:: Exercício escrito a ::
Segundo o trecho sobre a novela de Simpson, em que ano a história de Sam Magruder foi encontrada entre os papéis deixados por ele?

:: Trecho apresentado ::
JESUS DE PAULA ASSIS
ESPECIAL PARA A FOLHA

Sam Magruder desapareceu. Agora -se bem que "agora" seja um tanto impróprio neste contexto- ele está vivo 80 milhões de anos no passado. Seu problema é relatar a experiência de ser o único ser o humano na Terra e deixar registros para que homens como ele possam ler no futuro. A narração de sua aventura é o centro de "A Descronização de Sam Magruder", novela do paleontólogo norte-americano George Gaylord Simpson.
Simpson (1902-1984) foi professor de paleontologia na Universidade de Harvard e de Columbia (EUA), entre outras, tendo se aposentado em 1982. A história de Sam Magruder foi encontrada por acaso, em 1994, entre papéis deixados por ele. Sua filha, ao ver que o texto estava completo, convidou duas estrelas -Arthur Clarke, da ficção científica, e Stephen Jay Gould, da zoologia- para escrever um prefácio e um posfácio ao texto. Tudo pronto, ela publicou o resultado, em 1996.
"A Descronização de Sam Magruder" tem dois níveis, ambos de interesse particular. Não se tem certeza sobre a data da composição do texto, embora seja possível pensar que ele tenha sido escrito nos anos 60, quando Simpson estava em plena atividade científica.
Em um primeiro nível, está a narração do protagonista, cientista do século 22 que, durante pesquisas com a estrutura do tempo, é vítima de um acidente e recua 80 milhões de anos. Diferentemente de outros viajantes da literatura, Magruder chega ao passado nu, sem nada em que se apoiar salvo sua educação, que, logo descobre, tem pouco uso nesse ambiente.
A aventura do protagonista é, então, a aventura de um homem civilizado e urbano para fazer coisas simples como acender fogo, coser um sapato e um manto, achar abrigo. Nada é fácil, nada vem sem muito esforço e anos devem passar antes que ele possa, enfim, achar tempo livre para se dedicar às suas memórias, esculpidas em lajes de pedra.
No segundo nível, está a aventura de conseguir deixar pistas de experiências pessoais para a apreciação de gerações futuras. Como Simpson, o autor, Magruder, o personagem, é um cientista. Deve, portanto, acima de tudo, tentar exercer seu ofício, que consiste em observar e tecer teorias. Mas de que adianta tudo isso se ninguém ler o resultado? Esse é o drama de Sam Magruder: será que alguém vai achar as lajes de pedra? Será que elas resistirão milhões de anos, até que quem as possa compreender apareça?
Assim, cada vez que um cientista escreve um pequeno artigo, está colocando um bilhete em uma garrafa e lançando-a ao mar. Ela pode jamais ser achada, ou pode sê-lo, mas por pessoas que não entendam o conteúdo. Mesmo assim, cumpre tentar. Ironicamente, essa magistral novela, entre centenas de artigos científicos escritos por Simpson, pode vir a ser sua mais bem-sucedida mensagem para leitores do futuro.

:: Exercício escrito b ::
Extraia das linhas de dados abaixo, sem nenhuma alteração, as linhas que vão da que contém "user-avatar[interactable] bbox=[712, 6, 736, 30]" até a que contém "reports-icon bbox=[16, 285, 29, 298]", incluindo as duas.

:: Dados a utilizar ::
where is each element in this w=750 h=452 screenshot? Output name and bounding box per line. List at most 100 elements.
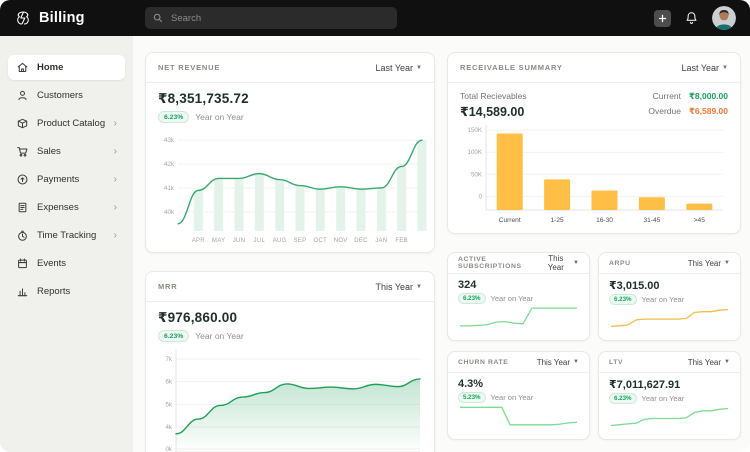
user-avatar[interactable] bbox=[712, 6, 736, 30]
mrr-value: ₹976,860.00 bbox=[158, 310, 422, 326]
sidebar-item-label: Time Tracking bbox=[37, 230, 96, 241]
card-title: MRR bbox=[158, 282, 177, 291]
period-value: This Year bbox=[537, 358, 570, 367]
churn-rate-card: CHURN RATE This Year ▼ 4.3% 5.23% Year o… bbox=[447, 351, 590, 440]
receivable-summary-card: RECEIVABLE SUMMARY Last Year ▼ Total Rec… bbox=[447, 52, 741, 234]
svg-text:6k: 6k bbox=[165, 379, 172, 386]
search-icon bbox=[153, 13, 163, 23]
sidebar-item-reports[interactable]: Reports bbox=[8, 279, 125, 304]
chevron-down-icon: ▼ bbox=[573, 260, 579, 266]
svg-text:150K: 150K bbox=[468, 127, 483, 134]
period-value: This Year bbox=[542, 254, 570, 272]
expenses-icon bbox=[16, 201, 29, 214]
overdue-label: Overdue bbox=[648, 106, 681, 116]
sidebar-item-product-catalog[interactable]: Product Catalog › bbox=[8, 111, 125, 136]
current-value: ₹8,000.00 bbox=[689, 91, 728, 102]
sidebar-nav: Home Customers Product Catalog › Sales› P… bbox=[0, 55, 133, 304]
card-title: NET REVENUE bbox=[158, 63, 220, 72]
reports-icon bbox=[16, 285, 29, 298]
total-receivables-label: Total Recievables bbox=[460, 91, 527, 101]
yoy-caption: Year on Year bbox=[491, 393, 534, 402]
app-logo-icon bbox=[14, 10, 32, 27]
brand: Billing bbox=[14, 10, 85, 27]
yoy-caption: Year on Year bbox=[195, 112, 243, 122]
app-title: Billing bbox=[39, 10, 85, 26]
sidebar-item-label: Customers bbox=[37, 90, 83, 101]
chevron-right-icon: › bbox=[114, 119, 117, 129]
chevron-right-icon: › bbox=[114, 231, 117, 241]
sidebar-item-home[interactable]: Home bbox=[8, 55, 125, 80]
period-select[interactable]: This Year ▼ bbox=[688, 358, 730, 367]
mrr-chart: 7k6k5k4k0kAPRMAYJUNJULAUGSEPOCTNOVDECJAN… bbox=[152, 346, 428, 452]
svg-text:0k: 0k bbox=[165, 446, 172, 452]
yoy-caption: Year on Year bbox=[642, 295, 685, 304]
card-title: ARPU bbox=[609, 260, 631, 267]
svg-text:31-45: 31-45 bbox=[643, 217, 660, 224]
period-select[interactable]: This Year ▼ bbox=[542, 254, 579, 272]
chevron-right-icon: › bbox=[114, 203, 117, 213]
arpu-value: ₹3,015.00 bbox=[609, 279, 730, 292]
svg-text:JAN: JAN bbox=[375, 238, 387, 244]
sales-icon bbox=[16, 145, 29, 158]
svg-text:Current: Current bbox=[499, 217, 521, 224]
card-title: LTV bbox=[609, 359, 623, 366]
svg-text:7k: 7k bbox=[165, 356, 172, 363]
ltv-value: ₹7,011,627.91 bbox=[609, 378, 730, 391]
active-subscriptions-value: 324 bbox=[458, 279, 579, 291]
plus-icon bbox=[658, 14, 667, 23]
svg-text:SEP: SEP bbox=[294, 238, 307, 244]
yoy-badge: 6.23% bbox=[458, 293, 486, 304]
svg-text:50K: 50K bbox=[471, 171, 483, 178]
app-window: Billing bbox=[0, 0, 750, 452]
topbar-actions bbox=[654, 6, 736, 30]
svg-text:JUN: JUN bbox=[233, 238, 246, 244]
period-select[interactable]: Last Year ▼ bbox=[376, 63, 423, 73]
chevron-right-icon: › bbox=[114, 175, 117, 185]
period-select[interactable]: This Year ▼ bbox=[688, 259, 730, 268]
sidebar-item-expenses[interactable]: Expenses › bbox=[8, 195, 125, 220]
search-input[interactable] bbox=[169, 12, 389, 25]
svg-text:1-25: 1-25 bbox=[550, 217, 564, 224]
search-box[interactable] bbox=[145, 7, 397, 29]
churn-rate-value: 4.3% bbox=[458, 378, 579, 390]
payments-icon bbox=[16, 173, 29, 186]
net-revenue-card: NET REVENUE Last Year ▼ ₹8,351,735.72 6.… bbox=[145, 52, 435, 253]
sidebar-item-time-tracking[interactable]: Time Tracking › bbox=[8, 223, 125, 248]
sidebar-item-payments[interactable]: Payments› bbox=[8, 167, 125, 192]
mrr-card: MRR This Year ▼ ₹976,860.00 6.23% Year o… bbox=[145, 271, 435, 452]
total-receivables: Total Recievables ₹14,589.00 bbox=[460, 91, 527, 119]
yoy-caption: Year on Year bbox=[642, 394, 685, 403]
period-value: This Year bbox=[688, 358, 721, 367]
sidebar: Home Customers Product Catalog › Sales› P… bbox=[0, 36, 133, 452]
home-icon bbox=[16, 61, 29, 74]
receivable-breakdown: Current ₹8,000.00 Overdue ₹6,589.00 bbox=[648, 91, 728, 119]
period-value: Last Year bbox=[682, 63, 720, 73]
period-select[interactable]: Last Year ▼ bbox=[682, 63, 729, 73]
churn-rate-sparkline bbox=[458, 404, 579, 428]
period-value: This Year bbox=[688, 259, 721, 268]
card-title: CHURN RATE bbox=[458, 359, 508, 366]
active-subscriptions-card: ACTIVE SUBSCRIPTIONS This Year ▼ 324 6.2… bbox=[447, 252, 590, 341]
chevron-down-icon: ▼ bbox=[724, 260, 730, 266]
chevron-down-icon: ▼ bbox=[416, 65, 422, 71]
sidebar-item-events[interactable]: Events bbox=[8, 251, 125, 276]
period-select[interactable]: This Year ▼ bbox=[376, 282, 422, 292]
sidebar-item-customers[interactable]: Customers bbox=[8, 83, 125, 108]
chevron-right-icon: › bbox=[114, 147, 117, 157]
sidebar-item-label: Product Catalog bbox=[37, 118, 105, 129]
svg-text:>45: >45 bbox=[694, 217, 706, 224]
active-subscriptions-sparkline bbox=[458, 305, 579, 329]
events-icon bbox=[16, 257, 29, 270]
chevron-down-icon: ▼ bbox=[416, 284, 422, 290]
svg-text:JUL: JUL bbox=[254, 238, 266, 244]
period-value: Last Year bbox=[376, 63, 414, 73]
sidebar-item-sales[interactable]: Sales› bbox=[8, 139, 125, 164]
notifications-bell-icon[interactable] bbox=[685, 11, 698, 25]
add-button[interactable] bbox=[654, 10, 671, 27]
period-select[interactable]: This Year ▼ bbox=[537, 358, 579, 367]
sidebar-item-label: Expenses bbox=[37, 202, 79, 213]
svg-text:NOV: NOV bbox=[334, 238, 348, 244]
net-revenue-chart: 43k42k41k40kAPRMAYJUNJULAUGSEPOCTNOVDECJ… bbox=[152, 127, 428, 245]
arpu-card: ARPU This Year ▼ ₹3,015.00 6.23% Year on… bbox=[598, 252, 741, 341]
yoy-badge: 6.23% bbox=[158, 330, 189, 342]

:: Resposta do exercício a ::
Em 1994.

:: Resposta do exercício b ::
user-avatar[interactable] bbox=[712, 6, 736, 30]
mrr-value: ₹976,860.00 bbox=[158, 310, 422, 326]
sidebar-item-label: Time Tracking bbox=[37, 230, 96, 241]
card-title: MRR bbox=[158, 282, 177, 291]
period-value: This Year bbox=[537, 358, 570, 367]
churn-rate-card: CHURN RATE This Year ▼ 4.3% 5.23% Year o… bbox=[447, 351, 590, 440]
receivable-summary-card: RECEIVABLE SUMMARY Last Year ▼ Total Rec… bbox=[447, 52, 741, 234]
svg-text:6k: 6k bbox=[165, 379, 172, 386]
search-icon bbox=[153, 13, 163, 23]
sidebar-item-reports[interactable]: Reports bbox=[8, 279, 125, 304]
chevron-down-icon: ▼ bbox=[573, 260, 579, 266]
svg-text:150K: 150K bbox=[468, 127, 483, 134]
period-value: This Year bbox=[542, 254, 570, 272]
expenses-icon bbox=[16, 201, 29, 214]
overdue-label: Overdue bbox=[648, 106, 681, 116]
sidebar-item-product-catalog[interactable]: Product Catalog › bbox=[8, 111, 125, 136]
current-value: ₹8,000.00 bbox=[689, 91, 728, 102]
sidebar-nav: Home Customers Product Catalog › Sales› P… bbox=[0, 55, 133, 304]
card-title: NET REVENUE bbox=[158, 63, 220, 72]
reports-icon bbox=[16, 285, 29, 298]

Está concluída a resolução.